• **TASK TO CARRY OUT**:
An exact reproduction of the records is required, with all images left out.

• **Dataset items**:
+ + +

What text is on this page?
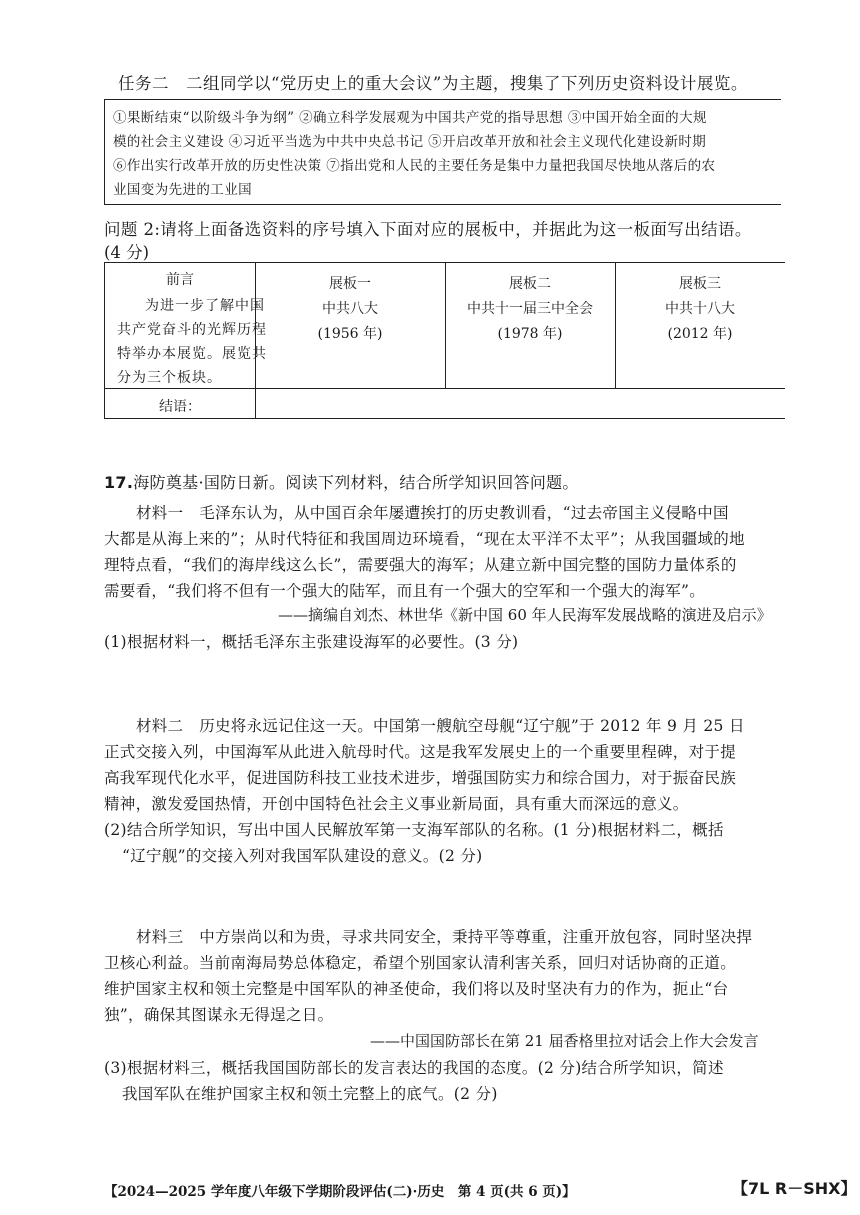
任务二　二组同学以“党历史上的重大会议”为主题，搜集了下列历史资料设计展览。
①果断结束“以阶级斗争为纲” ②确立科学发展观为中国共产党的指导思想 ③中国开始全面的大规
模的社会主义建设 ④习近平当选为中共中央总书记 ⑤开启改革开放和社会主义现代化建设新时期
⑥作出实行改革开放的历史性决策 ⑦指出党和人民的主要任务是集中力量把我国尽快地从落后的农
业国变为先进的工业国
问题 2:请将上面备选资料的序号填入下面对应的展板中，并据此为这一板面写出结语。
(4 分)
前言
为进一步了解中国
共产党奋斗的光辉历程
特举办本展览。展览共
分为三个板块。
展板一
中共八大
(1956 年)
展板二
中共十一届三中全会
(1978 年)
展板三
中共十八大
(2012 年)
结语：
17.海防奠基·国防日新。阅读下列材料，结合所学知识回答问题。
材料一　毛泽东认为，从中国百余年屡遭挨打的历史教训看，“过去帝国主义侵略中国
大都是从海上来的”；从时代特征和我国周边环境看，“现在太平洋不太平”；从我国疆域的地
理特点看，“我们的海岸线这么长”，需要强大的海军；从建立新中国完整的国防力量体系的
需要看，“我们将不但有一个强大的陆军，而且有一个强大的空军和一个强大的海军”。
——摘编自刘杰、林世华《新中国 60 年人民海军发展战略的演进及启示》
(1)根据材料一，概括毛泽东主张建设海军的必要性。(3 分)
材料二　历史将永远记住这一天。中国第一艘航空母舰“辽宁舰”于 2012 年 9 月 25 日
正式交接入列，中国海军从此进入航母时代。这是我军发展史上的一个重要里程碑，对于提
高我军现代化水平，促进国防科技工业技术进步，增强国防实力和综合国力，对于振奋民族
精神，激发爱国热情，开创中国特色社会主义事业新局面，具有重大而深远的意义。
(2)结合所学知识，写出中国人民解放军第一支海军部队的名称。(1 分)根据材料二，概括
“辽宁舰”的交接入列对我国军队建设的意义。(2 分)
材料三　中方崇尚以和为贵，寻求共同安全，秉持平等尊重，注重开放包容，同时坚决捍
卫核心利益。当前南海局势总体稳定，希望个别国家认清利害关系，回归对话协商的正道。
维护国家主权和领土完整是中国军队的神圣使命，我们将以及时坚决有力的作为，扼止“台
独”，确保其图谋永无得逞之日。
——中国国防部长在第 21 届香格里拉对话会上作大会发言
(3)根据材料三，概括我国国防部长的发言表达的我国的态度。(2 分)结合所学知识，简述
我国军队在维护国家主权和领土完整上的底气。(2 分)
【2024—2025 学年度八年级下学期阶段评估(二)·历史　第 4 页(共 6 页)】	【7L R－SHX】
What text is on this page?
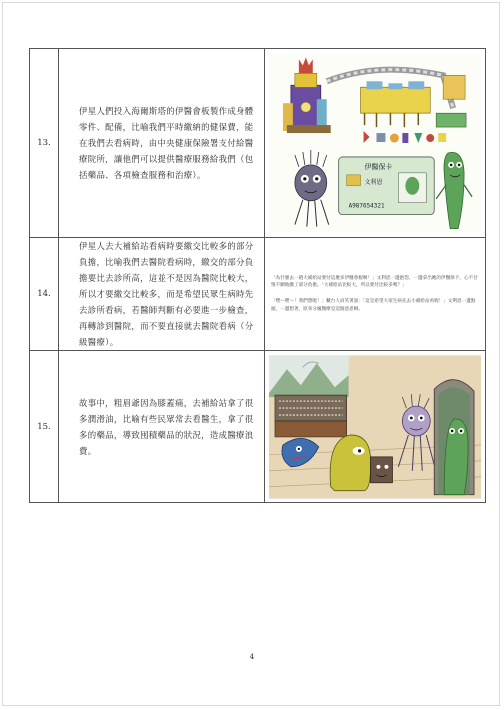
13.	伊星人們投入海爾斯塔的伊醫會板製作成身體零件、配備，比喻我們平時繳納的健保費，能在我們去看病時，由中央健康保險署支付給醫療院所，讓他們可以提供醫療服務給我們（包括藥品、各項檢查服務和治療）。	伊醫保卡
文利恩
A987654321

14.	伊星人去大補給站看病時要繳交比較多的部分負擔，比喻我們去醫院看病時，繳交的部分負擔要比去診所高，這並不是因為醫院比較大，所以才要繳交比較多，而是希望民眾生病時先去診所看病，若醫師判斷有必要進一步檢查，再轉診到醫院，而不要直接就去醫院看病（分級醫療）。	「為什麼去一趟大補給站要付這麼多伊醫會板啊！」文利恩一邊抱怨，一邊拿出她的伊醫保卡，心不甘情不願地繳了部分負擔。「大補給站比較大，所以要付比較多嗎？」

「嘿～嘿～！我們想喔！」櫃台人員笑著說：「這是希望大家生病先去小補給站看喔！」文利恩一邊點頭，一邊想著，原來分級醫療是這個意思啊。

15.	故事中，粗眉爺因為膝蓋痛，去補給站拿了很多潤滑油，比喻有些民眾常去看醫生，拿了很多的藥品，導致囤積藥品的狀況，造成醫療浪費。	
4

+ + +

• **RESULT**:
What text is on this page?
任务二　二组同学以“党历史上的重大会议”为主题，搜集了下列历史资料设计展览。
①果断结束“以阶级斗争为纲” ②确立科学发展观为中国共产党的指导思想 ③中国开始全面的大规
模的社会主义建设 ④习近平当选为中共中央总书记 ⑤开启改革开放和社会主义现代化建设新时期
⑥作出实行改革开放的历史性决策 ⑦指出党和人民的主要任务是集中力量把我国尽快地从落后的农
业国变为先进的工业国
问题 2:请将上面备选资料的序号填入下面对应的展板中，并据此为这一板面写出结语。
(4 分)
前言
为进一步了解中国
共产党奋斗的光辉历程
特举办本展览。展览共
分为三个板块。
展板一
中共八大
(1956 年)
展板二
中共十一届三中全会
(1978 年)
展板三
中共十八大
(2012 年)
结语：
17.海防奠基·国防日新。阅读下列材料，结合所学知识回答问题。
材料一　毛泽东认为，从中国百余年屡遭挨打的历史教训看，“过去帝国主义侵略中国
大都是从海上来的”；从时代特征和我国周边环境看，“现在太平洋不太平”；从我国疆域的地
理特点看，“我们的海岸线这么长”，需要强大的海军；从建立新中国完整的国防力量体系的
需要看，“我们将不但有一个强大的陆军，而且有一个强大的空军和一个强大的海军”。
——摘编自刘杰、林世华《新中国 60 年人民海军发展战略的演进及启示》
(1)根据材料一，概括毛泽东主张建设海军的必要性。(3 分)
材料二　历史将永远记住这一天。中国第一艘航空母舰“辽宁舰”于 2012 年 9 月 25 日
正式交接入列，中国海军从此进入航母时代。这是我军发展史上的一个重要里程碑，对于提
高我军现代化水平，促进国防科技工业技术进步，增强国防实力和综合国力，对于振奋民族
精神，激发爱国热情，开创中国特色社会主义事业新局面，具有重大而深远的意义。
(2)结合所学知识，写出中国人民解放军第一支海军部队的名称。(1 分)根据材料二，概括
“辽宁舰”的交接入列对我国军队建设的意义。(2 分)
材料三　中方崇尚以和为贵，寻求共同安全，秉持平等尊重，注重开放包容，同时坚决捍
卫核心利益。当前南海局势总体稳定，希望个别国家认清利害关系，回归对话协商的正道。
维护国家主权和领土完整是中国军队的神圣使命，我们将以及时坚决有力的作为，扼止“台
独”，确保其图谋永无得逞之日。
——中国国防部长在第 21 届香格里拉对话会上作大会发言
(3)根据材料三，概括我国国防部长的发言表达的我国的态度。(2 分)结合所学知识，简述
我国军队在维护国家主权和领土完整上的底气。(2 分)
【2024—2025 学年度八年级下学期阶段评估(二)·历史　第 4 页(共 6 页)】	【7L R－SHX】
What text is on this page?
13.	伊星人們投入海爾斯塔的伊醫會板製作成身體零件、配備，比喻我們平時繳納的健保費，能在我們去看病時，由中央健康保險署支付給醫療院所，讓他們可以提供醫療服務給我們（包括藥品、各項檢查服務和治療）。	伊醫保卡
文利恩
A987654321

14.	伊星人去大補給站看病時要繳交比較多的部分負擔，比喻我們去醫院看病時，繳交的部分負擔要比去診所高，這並不是因為醫院比較大，所以才要繳交比較多，而是希望民眾生病時先去診所看病，若醫師判斷有必要進一步檢查，再轉診到醫院，而不要直接就去醫院看病（分級醫療）。	「為什麼去一趟大補給站要付這麼多伊醫會板啊！」文利恩一邊抱怨，一邊拿出她的伊醫保卡，心不甘情不願地繳了部分負擔。「大補給站比較大，所以要付比較多嗎？」

「嘿～嘿～！我們想喔！」櫃台人員笑著說：「這是希望大家生病先去小補給站看喔！」文利恩一邊點頭，一邊想著，原來分級醫療是這個意思啊。

15.	故事中，粗眉爺因為膝蓋痛，去補給站拿了很多潤滑油，比喻有些民眾常去看醫生，拿了很多的藥品，導致囤積藥品的狀況，造成醫療浪費。	
4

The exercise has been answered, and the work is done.